### AIM
From the listing below, extract every line in which the word "A₃示数变大" appears.

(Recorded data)
....

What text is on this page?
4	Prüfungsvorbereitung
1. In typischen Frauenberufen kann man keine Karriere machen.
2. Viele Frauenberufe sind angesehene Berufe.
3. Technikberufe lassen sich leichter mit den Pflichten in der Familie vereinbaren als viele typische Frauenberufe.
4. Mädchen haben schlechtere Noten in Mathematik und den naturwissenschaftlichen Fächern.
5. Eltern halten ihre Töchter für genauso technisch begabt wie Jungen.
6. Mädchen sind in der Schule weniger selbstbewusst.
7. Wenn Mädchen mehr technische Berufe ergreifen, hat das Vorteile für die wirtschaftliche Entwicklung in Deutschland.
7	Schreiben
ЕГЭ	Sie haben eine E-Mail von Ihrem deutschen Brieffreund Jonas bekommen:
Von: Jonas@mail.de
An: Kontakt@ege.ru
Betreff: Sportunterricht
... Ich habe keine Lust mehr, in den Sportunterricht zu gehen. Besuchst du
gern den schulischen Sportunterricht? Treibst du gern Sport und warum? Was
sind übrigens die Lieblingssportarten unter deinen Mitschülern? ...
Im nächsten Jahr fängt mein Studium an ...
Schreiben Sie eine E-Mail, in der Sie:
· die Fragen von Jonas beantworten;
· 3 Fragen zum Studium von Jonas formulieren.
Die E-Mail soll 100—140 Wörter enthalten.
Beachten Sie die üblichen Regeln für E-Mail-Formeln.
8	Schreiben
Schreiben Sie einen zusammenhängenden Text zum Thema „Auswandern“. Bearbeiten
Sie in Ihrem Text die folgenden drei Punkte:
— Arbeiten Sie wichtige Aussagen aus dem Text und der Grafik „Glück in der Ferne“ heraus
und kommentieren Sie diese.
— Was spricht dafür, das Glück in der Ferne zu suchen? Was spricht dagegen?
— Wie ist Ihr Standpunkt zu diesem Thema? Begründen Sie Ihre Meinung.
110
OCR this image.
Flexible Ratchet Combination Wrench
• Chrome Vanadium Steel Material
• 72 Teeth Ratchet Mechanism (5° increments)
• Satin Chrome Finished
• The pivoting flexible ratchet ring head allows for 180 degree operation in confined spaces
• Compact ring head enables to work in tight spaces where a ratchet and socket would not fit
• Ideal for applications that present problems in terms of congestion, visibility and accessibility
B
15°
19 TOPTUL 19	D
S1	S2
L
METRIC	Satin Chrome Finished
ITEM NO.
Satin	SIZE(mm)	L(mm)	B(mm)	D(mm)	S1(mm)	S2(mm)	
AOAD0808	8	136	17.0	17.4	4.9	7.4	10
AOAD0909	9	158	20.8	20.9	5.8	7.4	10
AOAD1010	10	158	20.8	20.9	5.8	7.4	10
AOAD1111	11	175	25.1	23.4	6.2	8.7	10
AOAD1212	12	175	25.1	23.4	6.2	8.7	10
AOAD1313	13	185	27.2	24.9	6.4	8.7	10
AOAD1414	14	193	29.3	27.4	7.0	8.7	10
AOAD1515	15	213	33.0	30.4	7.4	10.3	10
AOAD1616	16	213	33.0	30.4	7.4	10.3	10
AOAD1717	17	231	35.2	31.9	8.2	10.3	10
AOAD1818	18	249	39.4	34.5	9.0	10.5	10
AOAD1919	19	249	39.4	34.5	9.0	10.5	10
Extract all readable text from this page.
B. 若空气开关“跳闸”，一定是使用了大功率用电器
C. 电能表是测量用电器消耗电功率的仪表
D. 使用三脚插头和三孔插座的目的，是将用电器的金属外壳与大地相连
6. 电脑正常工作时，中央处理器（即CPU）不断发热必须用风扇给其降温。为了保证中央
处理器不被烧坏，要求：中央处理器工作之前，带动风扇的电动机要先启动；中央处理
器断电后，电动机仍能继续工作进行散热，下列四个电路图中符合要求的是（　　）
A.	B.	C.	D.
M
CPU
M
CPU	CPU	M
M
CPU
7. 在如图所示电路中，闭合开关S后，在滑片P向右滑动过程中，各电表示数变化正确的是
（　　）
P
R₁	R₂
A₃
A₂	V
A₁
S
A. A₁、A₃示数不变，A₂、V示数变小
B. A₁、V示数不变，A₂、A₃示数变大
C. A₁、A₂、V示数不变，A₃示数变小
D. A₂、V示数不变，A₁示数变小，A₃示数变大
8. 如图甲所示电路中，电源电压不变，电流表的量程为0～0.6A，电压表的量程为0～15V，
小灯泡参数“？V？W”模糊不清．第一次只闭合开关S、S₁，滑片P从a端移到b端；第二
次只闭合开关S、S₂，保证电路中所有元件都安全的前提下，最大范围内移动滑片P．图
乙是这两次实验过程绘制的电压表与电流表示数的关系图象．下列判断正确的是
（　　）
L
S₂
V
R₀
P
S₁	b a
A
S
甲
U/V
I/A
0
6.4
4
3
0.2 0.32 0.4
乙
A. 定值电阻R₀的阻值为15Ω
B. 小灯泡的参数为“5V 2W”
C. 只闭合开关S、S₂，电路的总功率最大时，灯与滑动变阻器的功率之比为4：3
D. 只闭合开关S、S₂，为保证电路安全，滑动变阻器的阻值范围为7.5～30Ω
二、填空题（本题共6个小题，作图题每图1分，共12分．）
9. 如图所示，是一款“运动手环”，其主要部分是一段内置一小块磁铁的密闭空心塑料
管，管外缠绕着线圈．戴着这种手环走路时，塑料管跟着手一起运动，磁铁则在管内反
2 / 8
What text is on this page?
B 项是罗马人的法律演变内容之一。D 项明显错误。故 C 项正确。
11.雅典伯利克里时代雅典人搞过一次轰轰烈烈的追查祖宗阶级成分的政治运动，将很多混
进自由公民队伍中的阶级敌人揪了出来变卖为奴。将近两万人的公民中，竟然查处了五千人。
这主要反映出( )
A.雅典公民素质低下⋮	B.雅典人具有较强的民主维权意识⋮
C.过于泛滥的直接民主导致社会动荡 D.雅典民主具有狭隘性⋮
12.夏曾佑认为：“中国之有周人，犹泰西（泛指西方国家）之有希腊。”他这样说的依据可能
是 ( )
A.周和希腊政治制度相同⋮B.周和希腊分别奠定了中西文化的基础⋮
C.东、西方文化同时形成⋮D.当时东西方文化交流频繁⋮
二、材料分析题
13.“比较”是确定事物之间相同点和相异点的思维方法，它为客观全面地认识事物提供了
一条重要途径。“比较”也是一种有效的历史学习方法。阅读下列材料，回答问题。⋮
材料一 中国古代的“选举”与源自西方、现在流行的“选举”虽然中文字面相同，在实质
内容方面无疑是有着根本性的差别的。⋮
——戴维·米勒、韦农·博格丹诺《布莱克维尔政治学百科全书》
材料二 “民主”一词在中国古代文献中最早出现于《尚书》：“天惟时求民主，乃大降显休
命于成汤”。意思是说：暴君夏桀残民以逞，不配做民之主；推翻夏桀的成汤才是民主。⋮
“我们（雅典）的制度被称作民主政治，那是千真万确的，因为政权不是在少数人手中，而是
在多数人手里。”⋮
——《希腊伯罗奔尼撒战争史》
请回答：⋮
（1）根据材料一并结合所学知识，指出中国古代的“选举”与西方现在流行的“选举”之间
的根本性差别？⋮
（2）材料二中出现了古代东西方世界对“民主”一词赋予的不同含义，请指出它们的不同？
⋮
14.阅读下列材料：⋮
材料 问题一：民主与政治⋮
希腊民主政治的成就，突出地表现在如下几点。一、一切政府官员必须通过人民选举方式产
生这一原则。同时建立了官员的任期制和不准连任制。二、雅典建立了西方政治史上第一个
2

....

### EXERCISE OUTPUT
B. A₁、V示数不变，A₂、A₃示数变大
D. A₂、V示数不变，A₁示数变小，A₃示数变大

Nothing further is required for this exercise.